__WHAT IS EXPECTED__:
Review the material and extract every line in which the word "hình" occurs.

__GIVEN DATA__:
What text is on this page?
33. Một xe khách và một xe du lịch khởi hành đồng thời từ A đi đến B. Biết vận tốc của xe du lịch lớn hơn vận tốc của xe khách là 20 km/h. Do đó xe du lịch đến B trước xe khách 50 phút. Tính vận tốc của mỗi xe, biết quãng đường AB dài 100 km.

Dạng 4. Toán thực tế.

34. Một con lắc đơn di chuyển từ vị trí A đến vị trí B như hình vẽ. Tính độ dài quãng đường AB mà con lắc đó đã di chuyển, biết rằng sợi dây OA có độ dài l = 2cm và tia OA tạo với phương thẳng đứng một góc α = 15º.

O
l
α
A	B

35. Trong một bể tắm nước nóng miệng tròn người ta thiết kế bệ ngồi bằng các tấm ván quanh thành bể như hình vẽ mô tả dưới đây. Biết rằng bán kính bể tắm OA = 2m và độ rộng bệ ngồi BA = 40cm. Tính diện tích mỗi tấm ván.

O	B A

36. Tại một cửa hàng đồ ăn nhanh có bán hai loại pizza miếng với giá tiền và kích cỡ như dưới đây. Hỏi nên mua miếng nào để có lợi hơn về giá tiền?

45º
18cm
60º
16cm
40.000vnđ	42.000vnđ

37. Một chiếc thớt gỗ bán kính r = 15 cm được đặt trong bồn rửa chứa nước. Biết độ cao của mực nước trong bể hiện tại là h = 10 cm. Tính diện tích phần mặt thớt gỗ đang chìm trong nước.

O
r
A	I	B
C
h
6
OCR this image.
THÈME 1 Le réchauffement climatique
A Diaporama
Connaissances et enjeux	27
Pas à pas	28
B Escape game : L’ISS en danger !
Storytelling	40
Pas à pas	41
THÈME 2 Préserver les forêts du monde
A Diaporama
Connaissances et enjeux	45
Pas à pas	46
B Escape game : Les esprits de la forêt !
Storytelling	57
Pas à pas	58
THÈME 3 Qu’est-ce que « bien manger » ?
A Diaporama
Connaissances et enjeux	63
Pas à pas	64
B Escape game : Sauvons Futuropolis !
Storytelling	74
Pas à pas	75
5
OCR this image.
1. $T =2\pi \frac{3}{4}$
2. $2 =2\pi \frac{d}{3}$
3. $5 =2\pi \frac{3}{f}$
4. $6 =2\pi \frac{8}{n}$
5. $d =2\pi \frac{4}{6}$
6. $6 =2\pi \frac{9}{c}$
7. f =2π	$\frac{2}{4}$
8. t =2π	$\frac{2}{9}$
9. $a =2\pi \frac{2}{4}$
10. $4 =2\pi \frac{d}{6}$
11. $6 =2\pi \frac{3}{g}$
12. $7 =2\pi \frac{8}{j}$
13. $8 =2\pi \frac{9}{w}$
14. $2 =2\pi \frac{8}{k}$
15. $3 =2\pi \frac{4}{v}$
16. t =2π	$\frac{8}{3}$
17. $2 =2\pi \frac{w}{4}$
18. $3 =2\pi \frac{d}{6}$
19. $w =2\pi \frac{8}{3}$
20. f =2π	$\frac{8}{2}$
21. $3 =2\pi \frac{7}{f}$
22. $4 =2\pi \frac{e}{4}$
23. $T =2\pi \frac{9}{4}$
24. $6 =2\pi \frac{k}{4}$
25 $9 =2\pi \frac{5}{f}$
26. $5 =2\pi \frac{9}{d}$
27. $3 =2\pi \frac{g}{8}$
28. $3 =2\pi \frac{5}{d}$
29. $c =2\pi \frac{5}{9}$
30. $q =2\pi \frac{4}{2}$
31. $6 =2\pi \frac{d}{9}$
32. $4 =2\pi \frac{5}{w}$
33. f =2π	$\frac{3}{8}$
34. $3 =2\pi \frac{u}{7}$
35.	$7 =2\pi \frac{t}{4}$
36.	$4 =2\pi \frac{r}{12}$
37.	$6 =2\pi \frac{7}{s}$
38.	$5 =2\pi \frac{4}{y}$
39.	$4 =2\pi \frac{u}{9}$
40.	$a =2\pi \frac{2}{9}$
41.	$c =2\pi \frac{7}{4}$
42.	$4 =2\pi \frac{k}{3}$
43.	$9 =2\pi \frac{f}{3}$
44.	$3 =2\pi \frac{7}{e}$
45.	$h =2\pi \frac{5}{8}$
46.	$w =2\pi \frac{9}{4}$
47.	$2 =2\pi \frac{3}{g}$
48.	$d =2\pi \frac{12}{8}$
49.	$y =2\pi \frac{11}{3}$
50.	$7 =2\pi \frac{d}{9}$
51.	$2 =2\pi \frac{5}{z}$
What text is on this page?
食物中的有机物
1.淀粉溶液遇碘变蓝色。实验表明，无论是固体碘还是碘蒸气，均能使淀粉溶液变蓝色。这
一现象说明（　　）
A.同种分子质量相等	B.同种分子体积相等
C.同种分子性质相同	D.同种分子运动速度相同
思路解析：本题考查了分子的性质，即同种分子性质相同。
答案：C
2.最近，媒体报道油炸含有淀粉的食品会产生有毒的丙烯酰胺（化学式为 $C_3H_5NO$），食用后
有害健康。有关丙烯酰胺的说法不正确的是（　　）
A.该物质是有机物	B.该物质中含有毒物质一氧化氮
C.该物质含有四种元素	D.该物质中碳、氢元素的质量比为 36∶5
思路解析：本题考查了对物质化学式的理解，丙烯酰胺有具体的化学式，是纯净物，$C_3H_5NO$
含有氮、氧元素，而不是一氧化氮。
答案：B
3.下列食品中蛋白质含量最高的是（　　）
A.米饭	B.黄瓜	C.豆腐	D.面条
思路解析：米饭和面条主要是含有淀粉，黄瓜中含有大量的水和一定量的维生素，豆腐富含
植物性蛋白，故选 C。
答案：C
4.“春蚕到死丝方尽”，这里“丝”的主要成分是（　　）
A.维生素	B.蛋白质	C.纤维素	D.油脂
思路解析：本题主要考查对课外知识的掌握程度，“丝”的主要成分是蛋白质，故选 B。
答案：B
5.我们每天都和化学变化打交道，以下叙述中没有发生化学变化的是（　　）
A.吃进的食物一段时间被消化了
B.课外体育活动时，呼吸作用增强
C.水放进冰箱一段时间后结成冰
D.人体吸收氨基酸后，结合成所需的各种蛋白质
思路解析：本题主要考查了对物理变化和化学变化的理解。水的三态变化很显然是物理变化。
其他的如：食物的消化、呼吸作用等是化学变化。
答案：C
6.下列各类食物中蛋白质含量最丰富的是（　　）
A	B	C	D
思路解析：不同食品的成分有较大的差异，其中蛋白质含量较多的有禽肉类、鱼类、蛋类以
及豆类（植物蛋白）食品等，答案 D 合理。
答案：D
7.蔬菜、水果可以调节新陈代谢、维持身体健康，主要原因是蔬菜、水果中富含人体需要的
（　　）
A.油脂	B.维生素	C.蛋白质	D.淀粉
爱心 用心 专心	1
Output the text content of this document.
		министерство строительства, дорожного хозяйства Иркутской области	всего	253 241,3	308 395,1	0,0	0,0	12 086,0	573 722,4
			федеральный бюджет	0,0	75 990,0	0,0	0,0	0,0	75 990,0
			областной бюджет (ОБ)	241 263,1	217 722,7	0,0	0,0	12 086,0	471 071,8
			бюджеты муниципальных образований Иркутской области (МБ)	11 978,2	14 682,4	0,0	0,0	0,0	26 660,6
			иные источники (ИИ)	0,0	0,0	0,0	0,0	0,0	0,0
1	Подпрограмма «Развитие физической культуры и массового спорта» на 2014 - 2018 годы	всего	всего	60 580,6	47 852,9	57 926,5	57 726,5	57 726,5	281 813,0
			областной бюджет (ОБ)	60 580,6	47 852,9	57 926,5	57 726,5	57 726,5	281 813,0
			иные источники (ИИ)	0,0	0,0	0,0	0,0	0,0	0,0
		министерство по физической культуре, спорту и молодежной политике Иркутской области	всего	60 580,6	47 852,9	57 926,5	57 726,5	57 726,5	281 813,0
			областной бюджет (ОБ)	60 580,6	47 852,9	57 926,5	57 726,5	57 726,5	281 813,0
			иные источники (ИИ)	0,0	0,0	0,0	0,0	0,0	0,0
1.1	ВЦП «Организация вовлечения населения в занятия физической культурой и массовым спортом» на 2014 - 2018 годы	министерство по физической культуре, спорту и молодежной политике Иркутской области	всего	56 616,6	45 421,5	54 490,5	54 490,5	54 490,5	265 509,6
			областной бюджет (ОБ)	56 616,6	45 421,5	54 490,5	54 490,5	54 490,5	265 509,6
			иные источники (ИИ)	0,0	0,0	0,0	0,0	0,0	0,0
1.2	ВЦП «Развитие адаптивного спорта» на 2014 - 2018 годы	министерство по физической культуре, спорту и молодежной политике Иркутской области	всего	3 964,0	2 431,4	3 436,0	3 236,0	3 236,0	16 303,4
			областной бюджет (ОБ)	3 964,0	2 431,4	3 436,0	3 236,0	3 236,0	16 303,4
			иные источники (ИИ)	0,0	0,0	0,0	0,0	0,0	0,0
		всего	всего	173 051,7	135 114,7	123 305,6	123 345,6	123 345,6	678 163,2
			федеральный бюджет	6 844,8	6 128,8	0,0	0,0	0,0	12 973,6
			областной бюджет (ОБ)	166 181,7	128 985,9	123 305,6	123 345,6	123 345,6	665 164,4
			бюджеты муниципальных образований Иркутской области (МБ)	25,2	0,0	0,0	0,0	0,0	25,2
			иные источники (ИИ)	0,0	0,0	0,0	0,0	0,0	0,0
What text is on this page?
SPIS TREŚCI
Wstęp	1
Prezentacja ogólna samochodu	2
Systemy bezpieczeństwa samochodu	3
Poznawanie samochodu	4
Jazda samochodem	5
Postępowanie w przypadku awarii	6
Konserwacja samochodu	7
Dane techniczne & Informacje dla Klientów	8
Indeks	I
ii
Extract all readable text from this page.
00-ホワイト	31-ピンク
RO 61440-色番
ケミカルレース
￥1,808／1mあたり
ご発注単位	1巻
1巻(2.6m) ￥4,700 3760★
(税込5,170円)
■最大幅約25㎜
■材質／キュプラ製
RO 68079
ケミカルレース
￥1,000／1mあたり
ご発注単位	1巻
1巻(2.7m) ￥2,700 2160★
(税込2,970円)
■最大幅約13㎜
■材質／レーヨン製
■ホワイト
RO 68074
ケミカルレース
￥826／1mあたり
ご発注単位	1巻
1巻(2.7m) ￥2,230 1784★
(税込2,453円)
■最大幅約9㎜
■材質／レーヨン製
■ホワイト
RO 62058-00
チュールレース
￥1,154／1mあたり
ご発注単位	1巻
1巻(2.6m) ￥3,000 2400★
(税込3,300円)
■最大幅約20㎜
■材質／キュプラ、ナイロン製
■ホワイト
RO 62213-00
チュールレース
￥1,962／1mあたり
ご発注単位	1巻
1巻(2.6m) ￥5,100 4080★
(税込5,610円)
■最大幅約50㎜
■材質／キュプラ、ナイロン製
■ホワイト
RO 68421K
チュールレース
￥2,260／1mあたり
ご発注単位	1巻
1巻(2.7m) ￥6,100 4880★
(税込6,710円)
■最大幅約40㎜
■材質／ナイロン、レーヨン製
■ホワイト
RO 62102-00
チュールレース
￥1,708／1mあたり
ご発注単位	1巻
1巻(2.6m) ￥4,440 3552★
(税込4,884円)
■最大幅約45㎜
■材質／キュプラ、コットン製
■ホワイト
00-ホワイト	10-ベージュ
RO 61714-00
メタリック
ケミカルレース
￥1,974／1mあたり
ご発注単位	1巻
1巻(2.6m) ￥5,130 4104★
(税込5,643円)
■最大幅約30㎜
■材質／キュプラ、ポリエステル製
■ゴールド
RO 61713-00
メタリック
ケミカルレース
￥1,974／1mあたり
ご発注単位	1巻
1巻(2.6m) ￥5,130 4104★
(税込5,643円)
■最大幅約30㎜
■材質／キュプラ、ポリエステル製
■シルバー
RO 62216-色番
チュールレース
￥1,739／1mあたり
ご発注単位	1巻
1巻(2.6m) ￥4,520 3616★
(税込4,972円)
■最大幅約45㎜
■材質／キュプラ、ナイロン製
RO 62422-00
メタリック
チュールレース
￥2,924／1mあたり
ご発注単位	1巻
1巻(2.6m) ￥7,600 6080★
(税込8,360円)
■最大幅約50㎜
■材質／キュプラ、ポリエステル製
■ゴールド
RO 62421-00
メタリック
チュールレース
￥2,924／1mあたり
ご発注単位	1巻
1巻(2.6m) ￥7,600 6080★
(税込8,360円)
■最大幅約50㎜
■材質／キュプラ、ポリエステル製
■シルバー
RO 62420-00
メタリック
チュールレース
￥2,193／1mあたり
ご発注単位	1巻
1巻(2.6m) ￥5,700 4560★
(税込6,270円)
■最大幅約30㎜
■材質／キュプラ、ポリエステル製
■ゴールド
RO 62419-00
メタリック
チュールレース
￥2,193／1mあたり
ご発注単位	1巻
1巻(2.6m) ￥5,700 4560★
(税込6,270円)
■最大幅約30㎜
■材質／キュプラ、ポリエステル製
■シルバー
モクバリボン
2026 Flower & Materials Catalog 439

__THE SOLUTION__:
34. Một con lắc đơn di chuyển từ vị trí A đến vị trí B như hình vẽ. Tính độ dài quãng đường AB mà con lắc đó đã di chuyển, biết rằng sợi dây OA có độ dài l = 2cm và tia OA tạo với phương thẳng đứng một góc α = 15º.
35. Trong một bể tắm nước nóng miệng tròn người ta thiết kế bệ ngồi bằng các tấm ván quanh thành bể như hình vẽ mô tả dưới đây. Biết rằng bán kính bể tắm OA = 2m và độ rộng bệ ngồi BA = 40cm. Tính diện tích mỗi tấm ván.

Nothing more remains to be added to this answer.